• **Directions for this task**
From the matrix performance thread below, list each thing the quoted message states about the matrix U.

• **Source passage**
Re: Matrix performance question

Discussion in 'Java' started by John B. Matthews, Nov 20, 2008.

  1. In article <>,
    Patricia Shanahan <> wrote:

    > As indicated in the "Request for profiler recommendation" thread, I have
    > a program that is running inconveniently slowly. I applied one of the
    > recommendations, and determined that the time is being spent doing a
    > particular matrix operation, and in computing a Poisson distribution
    > probability. This article is about the matrix part of the problem.
    >
    > This is a high level description of the matrix operation, not
    > necessarily the current code.
    >
    > I have a matrix U, stored as a double[8][10,000], that represents part
    > of the result of a truncated singular value decomposition. U has 8
    > columns and about 10,000 rows, but I store it transposed to reduce the
    > total number of arrays.

[A block of data]
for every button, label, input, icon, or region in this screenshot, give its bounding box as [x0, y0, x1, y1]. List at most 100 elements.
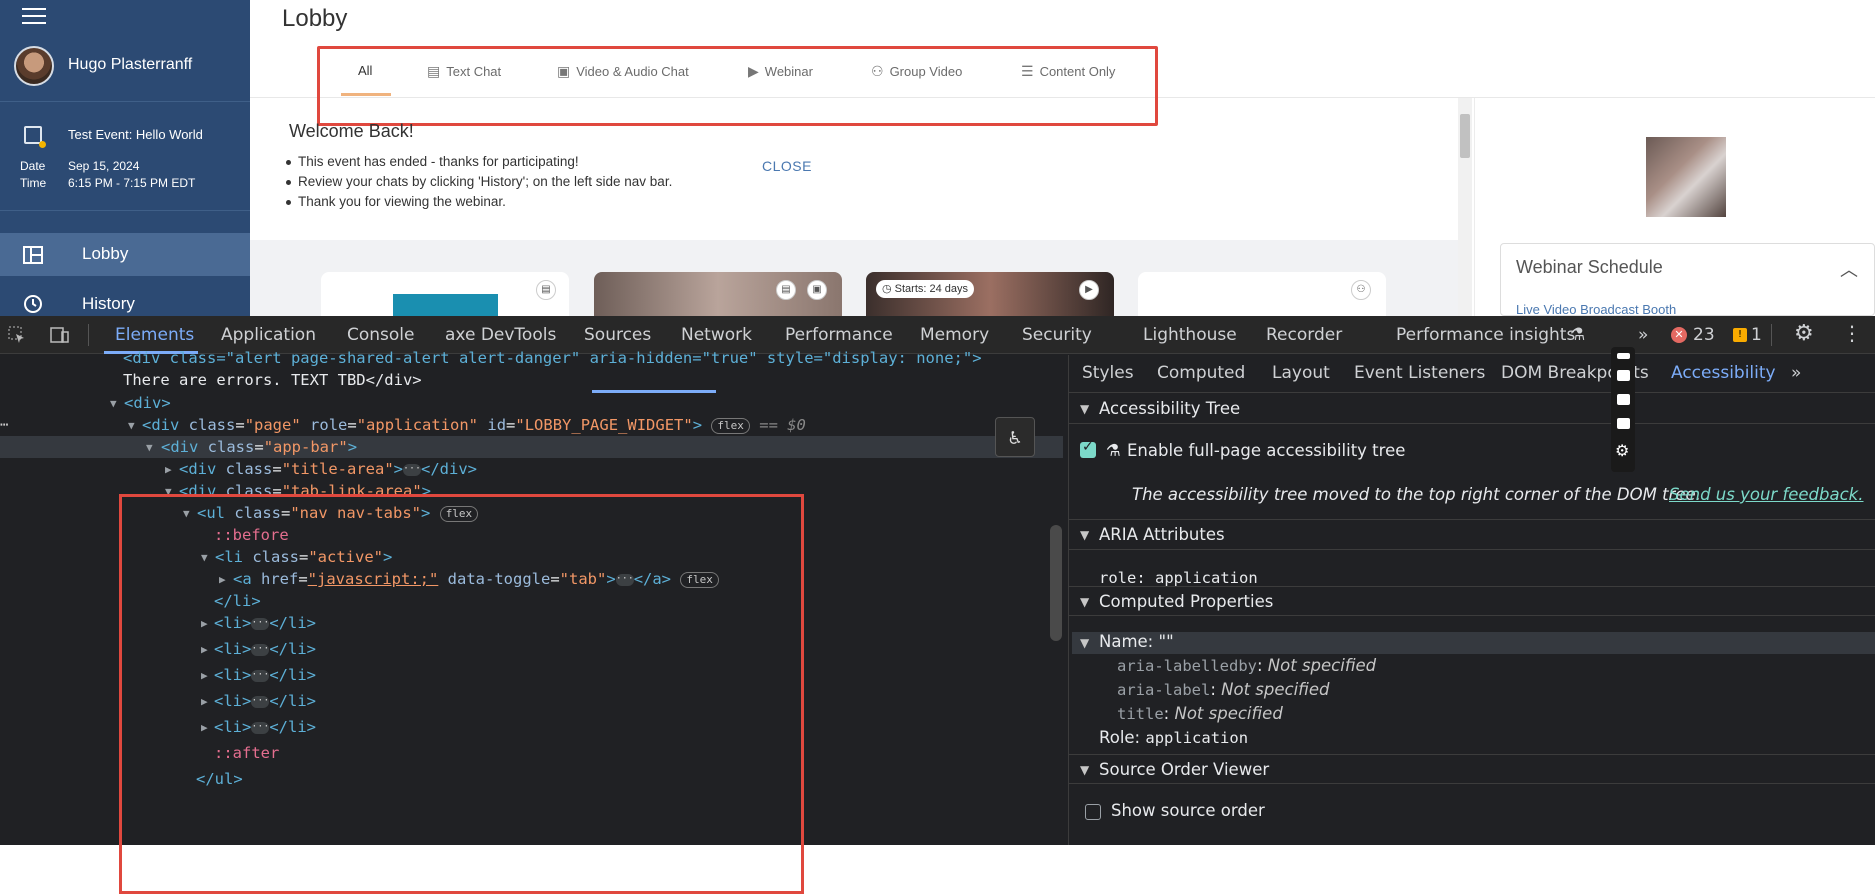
- section-computed-properties[interactable]: ▼ Computed Properties: [1068, 586, 1875, 616]
- accessibility-tree-toggle-icon[interactable]: ♿: [995, 417, 1035, 457]
- list-item: This event has ended - thanks for partic…: [286, 154, 579, 169]
- ellipsis-icon[interactable]: ···: [403, 463, 421, 476]
- highlight-box: [317, 46, 1158, 126]
- inspect-icon[interactable]: [8, 326, 26, 344]
- tree-line[interactable]: <div class="title-area">···</div>: [179, 458, 477, 480]
- history-icon: [24, 295, 42, 313]
- attr-value: Not specified: [1267, 656, 1377, 675]
- clock-icon: ◷: [882, 283, 895, 295]
- settings-gear-icon[interactable]: ⚙: [1794, 321, 1814, 346]
- devtools-tab-performance[interactable]: Performance: [785, 325, 893, 345]
- expand-arrow-icon[interactable]: ▼: [128, 419, 135, 432]
- section-accessibility-tree[interactable]: ▼ Accessibility Tree: [1068, 394, 1875, 424]
- section-title: ARIA Attributes: [1099, 525, 1225, 544]
- collapse-arrow-icon[interactable]: ▶: [165, 463, 172, 476]
- more-tabs-icon[interactable]: »: [1638, 325, 1648, 345]
- enable-tree-checkbox[interactable]: ✓: [1080, 439, 1096, 458]
- scrollbar-thumb[interactable]: [1460, 114, 1470, 158]
- attr-value: Not specified: [1174, 704, 1283, 723]
- session-card[interactable]: ▤ ▣: [594, 272, 842, 316]
- time-label: Time: [20, 176, 47, 190]
- more-options-icon[interactable]: ⋮: [1842, 321, 1862, 345]
- dollar-zero: == $0: [759, 416, 806, 434]
- tree-line[interactable]: <div class="app-bar">: [161, 436, 357, 458]
- attr-name: aria-labelledby: [1117, 657, 1257, 675]
- schedule-link[interactable]: Live Video Broadcast Booth: [1516, 302, 1676, 316]
- video-camera-icon[interactable]: [1617, 394, 1630, 405]
- camera-icon[interactable]: [1617, 370, 1630, 381]
- labelledby-row: aria-labelledby: Not specified: [1117, 656, 1377, 675]
- feedback-link[interactable]: Send us your feedback.: [1669, 485, 1864, 504]
- warning-count[interactable]: 1: [1751, 325, 1762, 345]
- devtools-tab-lighthouse[interactable]: Lighthouse: [1143, 325, 1237, 345]
- devtools-tab-application[interactable]: Application: [221, 325, 316, 345]
- window-icon[interactable]: [1617, 418, 1630, 429]
- chevron-up-icon[interactable]: ︿: [1840, 256, 1858, 282]
- avatar[interactable]: [14, 46, 54, 86]
- tab-styles[interactable]: Styles: [1082, 363, 1134, 383]
- section-aria-attributes[interactable]: ▼ ARIA Attributes: [1068, 520, 1875, 550]
- devtools-tab-axe[interactable]: axe DevTools: [445, 325, 556, 345]
- name-row[interactable]: Name: "": [1099, 632, 1174, 651]
- moved-note: The accessibility tree moved to the top …: [1132, 485, 1701, 504]
- tag: >: [692, 416, 703, 434]
- title-row: title: Not specified: [1117, 704, 1283, 723]
- tree-line[interactable]: <div class="alert page-shared-alert aler…: [123, 347, 982, 369]
- devtools-tab-network[interactable]: Network: [681, 325, 752, 345]
- enable-tree-label[interactable]: Enable full-page accessibility tree: [1127, 441, 1405, 460]
- section-title: Accessibility Tree: [1099, 399, 1241, 418]
- expand-arrow-icon[interactable]: ▼: [110, 397, 117, 410]
- attr-value: application: [1155, 569, 1258, 587]
- play-icon: ▶: [1079, 280, 1099, 300]
- expand-arrow-icon: ▼: [1080, 528, 1090, 542]
- tree-line-selected[interactable]: <div class="page" role="application" id=…: [142, 414, 806, 436]
- attr-name: id: [487, 416, 507, 434]
- tab-computed[interactable]: Computed: [1157, 363, 1245, 383]
- devtools-tab-elements[interactable]: Elements: [115, 325, 194, 345]
- expand-arrow-icon: ▼: [1080, 595, 1090, 609]
- attr-name: aria-label: [1117, 681, 1211, 699]
- hamburger-menu-icon[interactable]: [22, 8, 46, 26]
- scrollbar-thumb[interactable]: [1050, 525, 1062, 641]
- tree-line[interactable]: There are errors. TEXT TBD</div>: [123, 369, 422, 391]
- starts-badge: ◷ Starts: 24 days: [876, 280, 975, 298]
- show-source-order-label[interactable]: Show source order: [1111, 801, 1265, 820]
- expand-arrow-icon: ▼: [1080, 763, 1090, 777]
- flex-badge[interactable]: flex: [711, 417, 750, 434]
- warning-icon[interactable]: !: [1733, 328, 1747, 342]
- sidebar-item-label: Lobby: [82, 244, 129, 263]
- expand-arrow-icon[interactable]: ▼: [146, 441, 153, 454]
- sidebar-item-lobby[interactable]: Lobby: [0, 233, 250, 276]
- devtools-tab-performance-insights[interactable]: Performance insights: [1396, 325, 1575, 345]
- expand-arrow-icon[interactable]: ▼: [1080, 636, 1089, 650]
- session-card[interactable]: ◷ Starts: 24 days ▶: [866, 272, 1114, 316]
- error-count[interactable]: 23: [1693, 325, 1715, 345]
- tab-layout[interactable]: Layout: [1272, 363, 1330, 383]
- tree-line[interactable]: <div>: [124, 392, 171, 414]
- chat-icon: ▤: [776, 280, 796, 300]
- list-item: Review your chats by clicking 'History';…: [285, 174, 673, 189]
- divider: [0, 210, 250, 211]
- session-card[interactable]: ▤: [321, 272, 569, 316]
- device-toggle-icon[interactable]: [50, 326, 70, 344]
- error-icon[interactable]: ✕: [1671, 327, 1687, 343]
- devtools-tab-memory[interactable]: Memory: [920, 325, 989, 345]
- section-source-order-viewer[interactable]: ▼ Source Order Viewer: [1068, 754, 1875, 784]
- devtools-tab-security[interactable]: Security: [1022, 325, 1092, 345]
- attr-name: role: [1099, 569, 1137, 587]
- pen-icon[interactable]: [1617, 353, 1630, 359]
- more-tabs-icon[interactable]: »: [1791, 363, 1801, 383]
- user-name: Hugo Plasterranff: [68, 56, 193, 73]
- more-icon[interactable]: ⋯: [0, 414, 8, 436]
- close-button[interactable]: CLOSE: [762, 158, 812, 174]
- highlight-box: [119, 494, 804, 894]
- session-card[interactable]: ⚇: [1138, 272, 1386, 316]
- settings-gear-icon[interactable]: ⚙: [1615, 441, 1629, 461]
- role-row: Role: application: [1099, 728, 1248, 747]
- show-source-order-checkbox[interactable]: [1085, 804, 1101, 820]
- devtools-tab-recorder[interactable]: Recorder: [1266, 325, 1342, 345]
- tab-event-listeners[interactable]: Event Listeners: [1354, 363, 1485, 383]
- devtools-tab-sources[interactable]: Sources: [584, 325, 651, 345]
- devtools-tab-console[interactable]: Console: [347, 325, 415, 345]
- tab-accessibility[interactable]: Accessibility: [1671, 363, 1776, 383]
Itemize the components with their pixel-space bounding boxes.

• **Answer to this problem**
- It is stored as a double[8][10,000].
- It represents part of the result of a truncated singular value decomposition.
- It has 8 columns.
- It has about 10,000 rows.
- It is stored transposed to reduce the total number of arrays.